§ **Provided entries**:
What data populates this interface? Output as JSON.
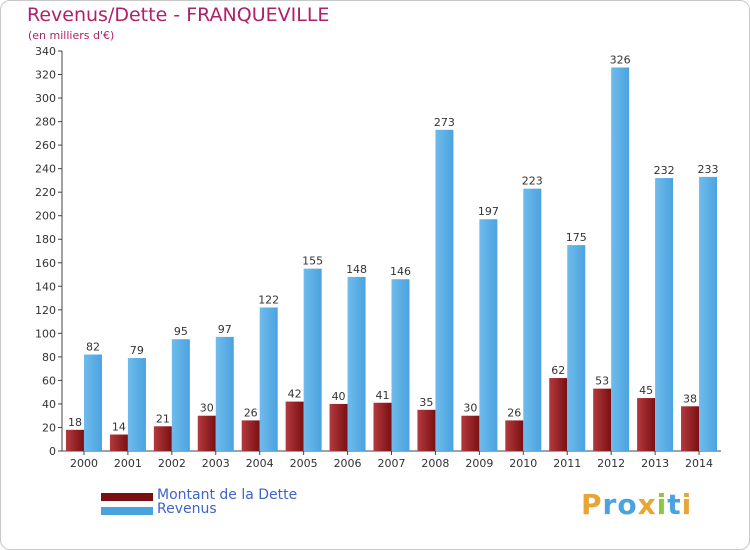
{
  "header": {
    "title": "Revenus/Dette - FRANQUEVILLE",
    "subtitle": "(en milliers d'€)"
  },
  "legend": {
    "dette_label": "Montant de la Dette",
    "revenus_label": "Revenus"
  },
  "logo": {
    "text": "Proxiti",
    "letters": [
      "P",
      "r",
      "o",
      "x",
      "i",
      "t",
      "i"
    ],
    "colors": [
      "#e8a534",
      "#4aa3df",
      "#4aa3df",
      "#e8a534",
      "#8dc63f",
      "#4aa3df",
      "#e8a534"
    ]
  },
  "colors": {
    "dette": "#7a0f12",
    "dette_light": "#b33a3e",
    "revenus": "#4aa3df",
    "revenus_light": "#6fbbec",
    "axis": "#444444",
    "grid": "#dddddd",
    "title": "#b01f6a"
  },
  "chart_data": {
    "type": "bar",
    "title": "Revenus/Dette - FRANQUEVILLE",
    "subtitle": "(en milliers d'€)",
    "xlabel": "",
    "ylabel": "",
    "ylim": [
      0,
      340
    ],
    "ytick_step": 20,
    "grid": false,
    "legend_position": "bottom-left",
    "categories": [
      "2000",
      "2001",
      "2002",
      "2003",
      "2004",
      "2005",
      "2006",
      "2007",
      "2008",
      "2009",
      "2010",
      "2011",
      "2012",
      "2013",
      "2014"
    ],
    "series": [
      {
        "name": "Montant de la Dette",
        "values": [
          18,
          14,
          21,
          30,
          26,
          42,
          40,
          41,
          35,
          30,
          26,
          62,
          53,
          45,
          38
        ]
      },
      {
        "name": "Revenus",
        "values": [
          82,
          79,
          95,
          97,
          122,
          155,
          148,
          146,
          273,
          197,
          223,
          175,
          326,
          232,
          233
        ]
      }
    ]
  }
}
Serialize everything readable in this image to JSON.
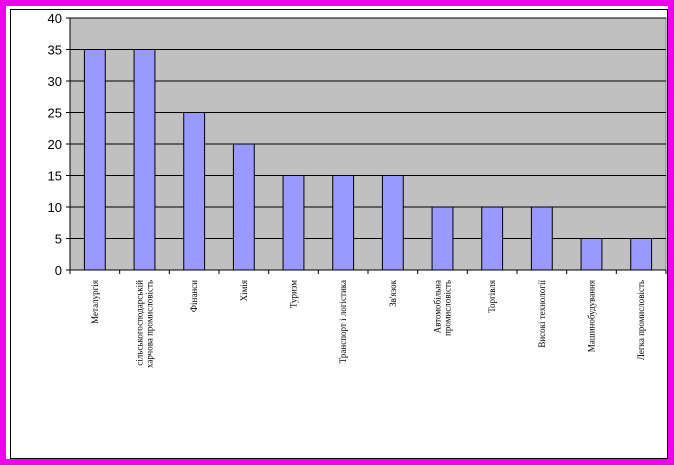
{
  "colors": {
    "frame": "#ee00ee",
    "plot_background": "#c0c0c0",
    "bar_fill": "#9999ff",
    "bar_stroke": "#000000",
    "gridline": "#000000"
  },
  "chart_data": {
    "type": "bar",
    "title": "",
    "xlabel": "",
    "ylabel": "",
    "ylim": [
      0,
      40
    ],
    "yticks": [
      0,
      5,
      10,
      15,
      20,
      25,
      30,
      35,
      40
    ],
    "grid": true,
    "legend": "none",
    "categories": [
      "Металургія",
      "сільськогосподарській харчова промисловість",
      "Фінанси",
      "Хімія",
      "Туризм",
      "Транспорт і логістика",
      "Зв'язок",
      "Автомобільна промисловість",
      "Торгівля",
      "Високі технології",
      "Машинобудування",
      "Легка промисловість"
    ],
    "values": [
      35,
      35,
      25,
      20,
      15,
      15,
      15,
      10,
      10,
      10,
      5,
      5
    ]
  }
}
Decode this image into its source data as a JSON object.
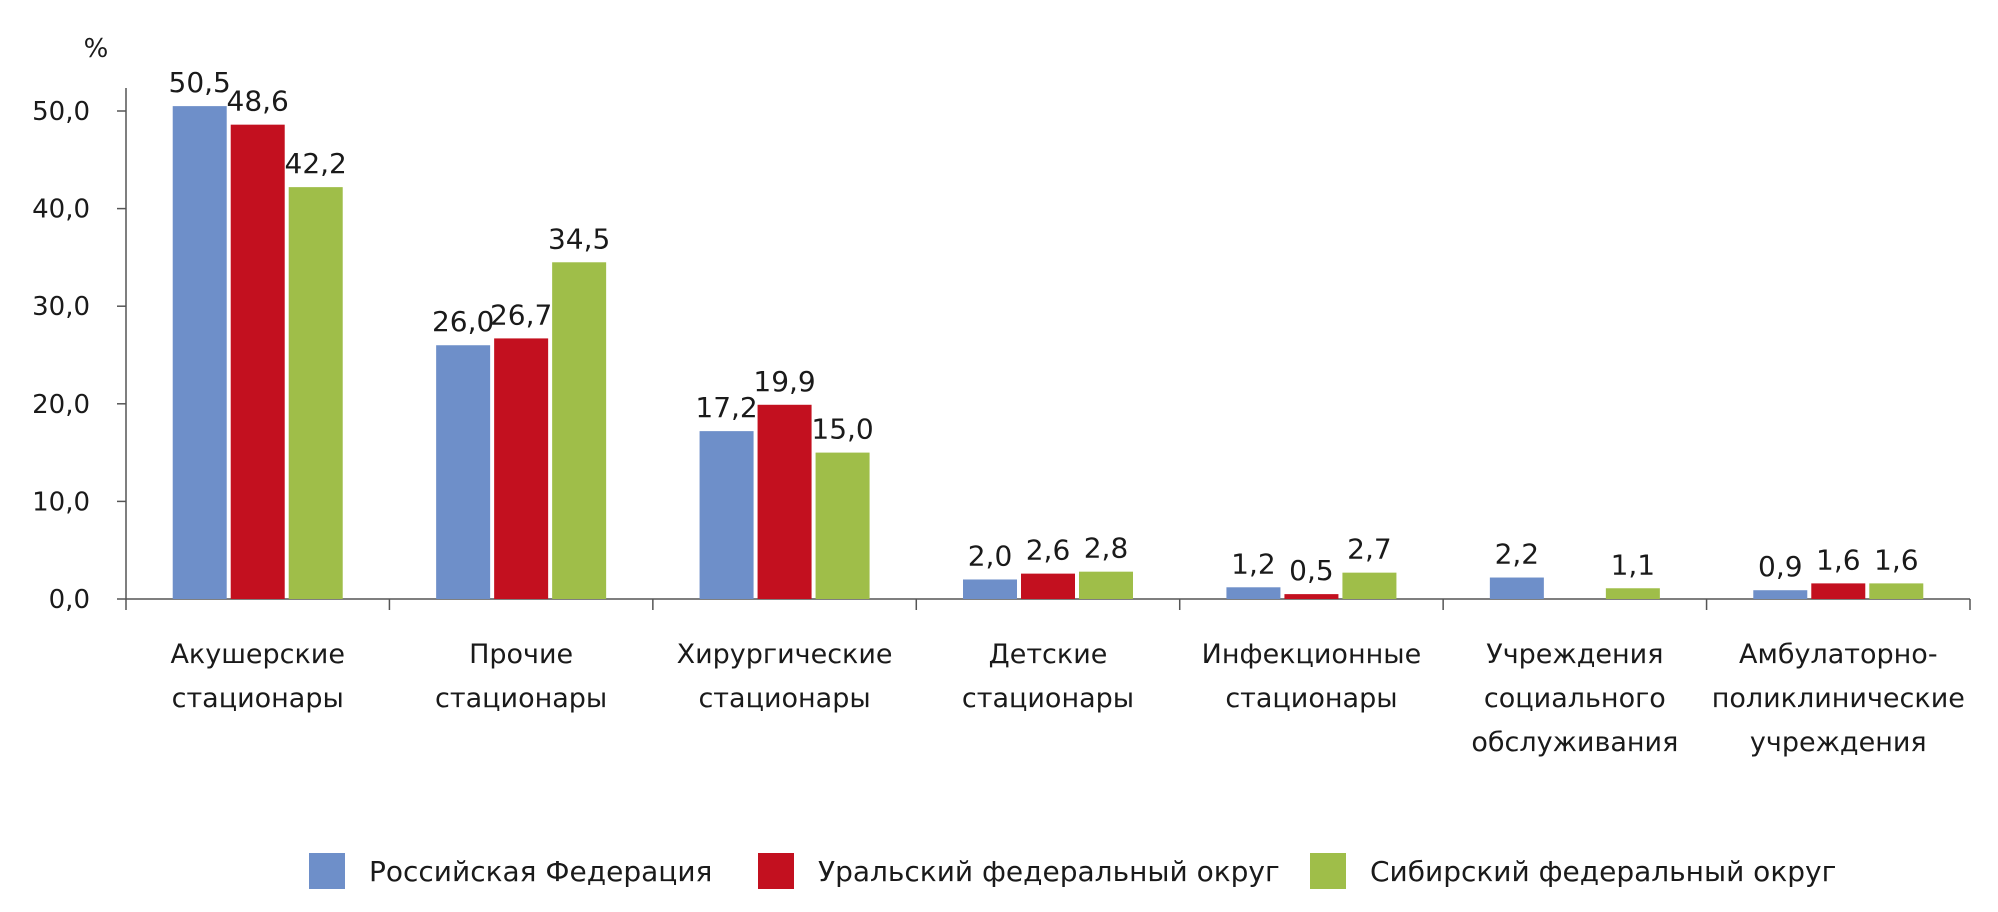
{
  "chart_data": {
    "type": "bar",
    "unit_label": "%",
    "categories": [
      [
        "Акушерские",
        "стационары"
      ],
      [
        "Прочие",
        "стационары"
      ],
      [
        "Хирургические",
        "стационары"
      ],
      [
        "Детские",
        "стационары"
      ],
      [
        "Инфекционные",
        "стационары"
      ],
      [
        "Учреждения",
        "социального",
        "обслуживания"
      ],
      [
        "Амбулаторно-",
        "поликлинические",
        "учреждения"
      ]
    ],
    "series": [
      {
        "name": "Российская Федерация",
        "color": "#6e8fc9",
        "values": [
          50.5,
          26.0,
          17.2,
          2.0,
          1.2,
          2.2,
          0.9
        ],
        "labels": [
          "50,5",
          "26,0",
          "17,2",
          "2,0",
          "1,2",
          "2,2",
          "0,9"
        ]
      },
      {
        "name": "Уральский федеральный округ",
        "color": "#c3101f",
        "values": [
          48.6,
          26.7,
          19.9,
          2.6,
          0.5,
          0,
          1.6
        ],
        "labels": [
          "48,6",
          "26,7",
          "19,9",
          "2,6",
          "0,5",
          "",
          "1,6"
        ]
      },
      {
        "name": "Сибирский федеральный округ",
        "color": "#9fbe49",
        "values": [
          42.2,
          34.5,
          15.0,
          2.8,
          2.7,
          1.1,
          1.6
        ],
        "labels": [
          "42,2",
          "34,5",
          "15,0",
          "2,8",
          "2,7",
          "1,1",
          "1,6"
        ]
      }
    ],
    "y_ticks": [
      "0,0",
      "10,0",
      "20,0",
      "30,0",
      "40,0",
      "50,0"
    ],
    "y_tick_values": [
      0,
      10,
      20,
      30,
      40,
      50
    ],
    "ylim": [
      0,
      50
    ],
    "grid": false,
    "legend_position": "bottom"
  }
}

§ **Exercise brief**:
The records above must be echoed exactly, minus their pictures.

§ **Solution to the problem**:
What data populates this interface? Output as JSON.
{
  "header": {
    "title": "Revenus/Dette - FRANQUEVILLE",
    "subtitle": "(en milliers d'€)"
  },
  "legend": {
    "dette_label": "Montant de la Dette",
    "revenus_label": "Revenus"
  },
  "logo": {
    "text": "Proxiti",
    "letters": [
      "P",
      "r",
      "o",
      "x",
      "i",
      "t",
      "i"
    ],
    "colors": [
      "#e8a534",
      "#4aa3df",
      "#4aa3df",
      "#e8a534",
      "#8dc63f",
      "#4aa3df",
      "#e8a534"
    ]
  },
  "colors": {
    "dette": "#7a0f12",
    "dette_light": "#b33a3e",
    "revenus": "#4aa3df",
    "revenus_light": "#6fbbec",
    "axis": "#444444",
    "grid": "#dddddd",
    "title": "#b01f6a"
  },
  "chart_data": {
    "type": "bar",
    "title": "Revenus/Dette - FRANQUEVILLE",
    "subtitle": "(en milliers d'€)",
    "xlabel": "",
    "ylabel": "",
    "ylim": [
      0,
      340
    ],
    "ytick_step": 20,
    "grid": false,
    "legend_position": "bottom-left",
    "categories": [
      "2000",
      "2001",
      "2002",
      "2003",
      "2004",
      "2005",
      "2006",
      "2007",
      "2008",
      "2009",
      "2010",
      "2011",
      "2012",
      "2013",
      "2014"
    ],
    "series": [
      {
        "name": "Montant de la Dette",
        "values": [
          18,
          14,
          21,
          30,
          26,
          42,
          40,
          41,
          35,
          30,
          26,
          62,
          53,
          45,
          38
        ]
      },
      {
        "name": "Revenus",
        "values": [
          82,
          79,
          95,
          97,
          122,
          155,
          148,
          146,
          273,
          197,
          223,
          175,
          326,
          232,
          233
        ]
      }
    ]
  }
}
Serialize everything readable in this image to JSON.
{
  "colors": {
    "frame": "#ee00ee",
    "plot_background": "#c0c0c0",
    "bar_fill": "#9999ff",
    "bar_stroke": "#000000",
    "gridline": "#000000"
  },
  "chart_data": {
    "type": "bar",
    "title": "",
    "xlabel": "",
    "ylabel": "",
    "ylim": [
      0,
      40
    ],
    "yticks": [
      0,
      5,
      10,
      15,
      20,
      25,
      30,
      35,
      40
    ],
    "grid": true,
    "legend": "none",
    "categories": [
      "Металургія",
      "сільськогосподарській харчова промисловість",
      "Фінанси",
      "Хімія",
      "Туризм",
      "Транспорт і логістика",
      "Зв'язок",
      "Автомобільна промисловість",
      "Торгівля",
      "Високі технології",
      "Машинобудування",
      "Легка промисловість"
    ],
    "values": [
      35,
      35,
      25,
      20,
      15,
      15,
      15,
      10,
      10,
      10,
      5,
      5
    ]
  }
}
Decode this image into its source data as a JSON object.
{
  "chart_data": {
    "type": "bar",
    "unit_label": "%",
    "categories": [
      [
        "Акушерские",
        "стационары"
      ],
      [
        "Прочие",
        "стационары"
      ],
      [
        "Хирургические",
        "стационары"
      ],
      [
        "Детские",
        "стационары"
      ],
      [
        "Инфекционные",
        "стационары"
      ],
      [
        "Учреждения",
        "социального",
        "обслуживания"
      ],
      [
        "Амбулаторно-",
        "поликлинические",
        "учреждения"
      ]
    ],
    "series": [
      {
        "name": "Российская Федерация",
        "color": "#6e8fc9",
        "values": [
          50.5,
          26.0,
          17.2,
          2.0,
          1.2,
          2.2,
          0.9
        ],
        "labels": [
          "50,5",
          "26,0",
          "17,2",
          "2,0",
          "1,2",
          "2,2",
          "0,9"
        ]
      },
      {
        "name": "Уральский федеральный округ",
        "color": "#c3101f",
        "values": [
          48.6,
          26.7,
          19.9,
          2.6,
          0.5,
          0,
          1.6
        ],
        "labels": [
          "48,6",
          "26,7",
          "19,9",
          "2,6",
          "0,5",
          "",
          "1,6"
        ]
      },
      {
        "name": "Сибирский федеральный округ",
        "color": "#9fbe49",
        "values": [
          42.2,
          34.5,
          15.0,
          2.8,
          2.7,
          1.1,
          1.6
        ],
        "labels": [
          "42,2",
          "34,5",
          "15,0",
          "2,8",
          "2,7",
          "1,1",
          "1,6"
        ]
      }
    ],
    "y_ticks": [
      "0,0",
      "10,0",
      "20,0",
      "30,0",
      "40,0",
      "50,0"
    ],
    "y_tick_values": [
      0,
      10,
      20,
      30,
      40,
      50
    ],
    "ylim": [
      0,
      50
    ],
    "grid": false,
    "legend_position": "bottom"
  }
}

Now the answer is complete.